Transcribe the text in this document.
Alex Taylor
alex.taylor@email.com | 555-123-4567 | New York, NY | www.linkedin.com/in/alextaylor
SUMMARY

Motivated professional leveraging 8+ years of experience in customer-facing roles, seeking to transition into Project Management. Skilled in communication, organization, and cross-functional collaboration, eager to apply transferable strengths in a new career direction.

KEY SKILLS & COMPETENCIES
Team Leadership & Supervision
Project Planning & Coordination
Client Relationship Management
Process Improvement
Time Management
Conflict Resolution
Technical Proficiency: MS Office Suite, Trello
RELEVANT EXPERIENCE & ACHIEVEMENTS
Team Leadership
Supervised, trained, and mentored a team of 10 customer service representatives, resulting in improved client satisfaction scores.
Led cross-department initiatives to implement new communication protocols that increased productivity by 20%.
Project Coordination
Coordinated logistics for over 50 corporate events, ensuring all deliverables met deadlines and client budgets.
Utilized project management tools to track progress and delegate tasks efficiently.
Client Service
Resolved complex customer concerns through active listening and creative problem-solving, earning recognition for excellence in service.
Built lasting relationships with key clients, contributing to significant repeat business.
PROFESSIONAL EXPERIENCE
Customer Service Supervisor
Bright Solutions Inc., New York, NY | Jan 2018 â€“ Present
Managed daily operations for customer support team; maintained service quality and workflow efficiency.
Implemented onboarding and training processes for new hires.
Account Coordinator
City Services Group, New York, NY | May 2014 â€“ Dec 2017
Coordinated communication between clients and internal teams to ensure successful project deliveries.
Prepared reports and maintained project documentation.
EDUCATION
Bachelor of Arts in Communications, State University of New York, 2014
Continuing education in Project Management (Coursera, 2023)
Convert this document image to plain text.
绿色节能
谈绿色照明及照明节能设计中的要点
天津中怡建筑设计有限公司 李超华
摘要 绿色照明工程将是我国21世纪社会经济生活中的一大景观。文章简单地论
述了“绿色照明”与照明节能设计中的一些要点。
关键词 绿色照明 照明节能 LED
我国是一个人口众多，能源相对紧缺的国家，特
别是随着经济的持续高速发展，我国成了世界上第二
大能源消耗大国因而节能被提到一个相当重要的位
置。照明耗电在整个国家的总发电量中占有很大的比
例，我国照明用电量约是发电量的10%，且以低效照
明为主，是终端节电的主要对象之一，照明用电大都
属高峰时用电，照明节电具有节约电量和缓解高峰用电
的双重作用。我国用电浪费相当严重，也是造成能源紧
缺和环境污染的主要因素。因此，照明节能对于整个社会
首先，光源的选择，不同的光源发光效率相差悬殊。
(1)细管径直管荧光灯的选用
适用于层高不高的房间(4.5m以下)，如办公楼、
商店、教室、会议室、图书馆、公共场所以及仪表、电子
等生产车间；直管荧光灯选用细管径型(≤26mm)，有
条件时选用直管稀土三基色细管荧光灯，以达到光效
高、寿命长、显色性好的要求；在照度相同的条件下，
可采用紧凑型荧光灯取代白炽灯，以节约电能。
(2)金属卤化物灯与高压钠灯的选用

**Short task:**
Please extract exactly, and only, the lines from the line containing "Convert this document image to plain text." through the last line of the records.

**Right answer:**
Convert this document image to plain text.
绿色节能
谈绿色照明及照明节能设计中的要点
天津中怡建筑设计有限公司 李超华
摘要 绿色照明工程将是我国21世纪社会经济生活中的一大景观。文章简单地论
述了“绿色照明”与照明节能设计中的一些要点。
关键词 绿色照明 照明节能 LED
我国是一个人口众多，能源相对紧缺的国家，特
别是随着经济的持续高速发展，我国成了世界上第二
大能源消耗大国因而节能被提到一个相当重要的位
置。照明耗电在整个国家的总发电量中占有很大的比
例，我国照明用电量约是发电量的10%，且以低效照
明为主，是终端节电的主要对象之一，照明用电大都
属高峰时用电，照明节电具有节约电量和缓解高峰用电
的双重作用。我国用电浪费相当严重，也是造成能源紧
缺和环境污染的主要因素。因此，照明节能对于整个社会
首先，光源的选择，不同的光源发光效率相差悬殊。
(1)细管径直管荧光灯的选用
适用于层高不高的房间(4.5m以下)，如办公楼、
商店、教室、会议室、图书馆、公共场所以及仪表、电子
等生产车间；直管荧光灯选用细管径型(≤26mm)，有
条件时选用直管稀土三基色细管荧光灯，以达到光效
高、寿命长、显色性好的要求；在照度相同的条件下，
可采用紧凑型荧光灯取代白炽灯，以节约电能。
(2)金属卤化物灯与高压钠灯的选用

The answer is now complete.